Each record must be retyped in full. No character may differ.

* [Input for this task]
· · ·
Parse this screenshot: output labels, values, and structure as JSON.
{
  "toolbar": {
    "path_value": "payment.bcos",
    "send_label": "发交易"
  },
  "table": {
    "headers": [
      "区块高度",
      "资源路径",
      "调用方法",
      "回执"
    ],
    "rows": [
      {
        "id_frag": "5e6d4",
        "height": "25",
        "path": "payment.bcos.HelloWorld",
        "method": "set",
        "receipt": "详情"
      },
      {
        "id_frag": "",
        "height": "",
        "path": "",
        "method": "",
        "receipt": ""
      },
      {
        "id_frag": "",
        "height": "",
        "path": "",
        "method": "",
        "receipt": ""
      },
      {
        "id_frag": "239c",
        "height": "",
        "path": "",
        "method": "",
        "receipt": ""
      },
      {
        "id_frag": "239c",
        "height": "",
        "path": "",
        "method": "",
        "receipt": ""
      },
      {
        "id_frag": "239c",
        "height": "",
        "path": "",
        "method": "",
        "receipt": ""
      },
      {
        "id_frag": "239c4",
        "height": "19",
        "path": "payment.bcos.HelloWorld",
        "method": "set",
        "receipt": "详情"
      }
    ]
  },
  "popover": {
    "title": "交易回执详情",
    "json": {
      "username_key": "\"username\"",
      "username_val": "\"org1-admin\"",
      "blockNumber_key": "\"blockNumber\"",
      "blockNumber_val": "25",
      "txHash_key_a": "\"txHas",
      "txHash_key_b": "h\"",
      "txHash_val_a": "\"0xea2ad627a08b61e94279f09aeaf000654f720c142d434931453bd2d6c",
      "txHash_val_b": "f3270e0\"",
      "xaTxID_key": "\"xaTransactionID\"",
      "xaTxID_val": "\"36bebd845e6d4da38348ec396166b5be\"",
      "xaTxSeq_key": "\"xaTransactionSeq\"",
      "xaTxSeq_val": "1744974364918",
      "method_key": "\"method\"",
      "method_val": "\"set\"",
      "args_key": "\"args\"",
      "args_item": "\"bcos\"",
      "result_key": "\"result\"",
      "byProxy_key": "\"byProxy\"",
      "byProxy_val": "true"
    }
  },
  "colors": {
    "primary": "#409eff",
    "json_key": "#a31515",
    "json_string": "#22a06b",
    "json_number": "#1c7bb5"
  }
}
· · ·
* [Finished exercise]
Parse this screenshot: output labels, values, and structure as JSON.
{
  "toolbar": {
    "path_value": "payment.bcos",
    "send_label": "发交易"
  },
  "table": {
    "headers": [
      "区块高度",
      "资源路径",
      "调用方法",
      "回执"
    ],
    "rows": [
      {
        "id_frag": "5e6d4",
        "height": "25",
        "path": "payment.bcos.HelloWorld",
        "method": "set",
        "receipt": "详情"
      },
      {
        "id_frag": "",
        "height": "",
        "path": "",
        "method": "",
        "receipt": ""
      },
      {
        "id_frag": "",
        "height": "",
        "path": "",
        "method": "",
        "receipt": ""
      },
      {
        "id_frag": "239c",
        "height": "",
        "path": "",
        "method": "",
        "receipt": ""
      },
      {
        "id_frag": "239c",
        "height": "",
        "path": "",
        "method": "",
        "receipt": ""
      },
      {
        "id_frag": "239c",
        "height": "",
        "path": "",
        "method": "",
        "receipt": ""
      },
      {
        "id_frag": "239c4",
        "height": "19",
        "path": "payment.bcos.HelloWorld",
        "method": "set",
        "receipt": "详情"
      }
    ]
  },
  "popover": {
    "title": "交易回执详情",
    "json": {
      "username_key": "\"username\"",
      "username_val": "\"org1-admin\"",
      "blockNumber_key": "\"blockNumber\"",
      "blockNumber_val": "25",
      "txHash_key_a": "\"txHas",
      "txHash_key_b": "h\"",
      "txHash_val_a": "\"0xea2ad627a08b61e94279f09aeaf000654f720c142d434931453bd2d6c",
      "txHash_val_b": "f3270e0\"",
      "xaTxID_key": "\"xaTransactionID\"",
      "xaTxID_val": "\"36bebd845e6d4da38348ec396166b5be\"",
      "xaTxSeq_key": "\"xaTransactionSeq\"",
      "xaTxSeq_val": "1744974364918",
      "method_key": "\"method\"",
      "method_val": "\"set\"",
      "args_key": "\"args\"",
      "args_item": "\"bcos\"",
      "result_key": "\"result\"",
      "byProxy_key": "\"byProxy\"",
      "byProxy_val": "true"
    }
  },
  "colors": {
    "primary": "#409eff",
    "json_key": "#a31515",
    "json_string": "#22a06b",
    "json_number": "#1c7bb5"
  }
}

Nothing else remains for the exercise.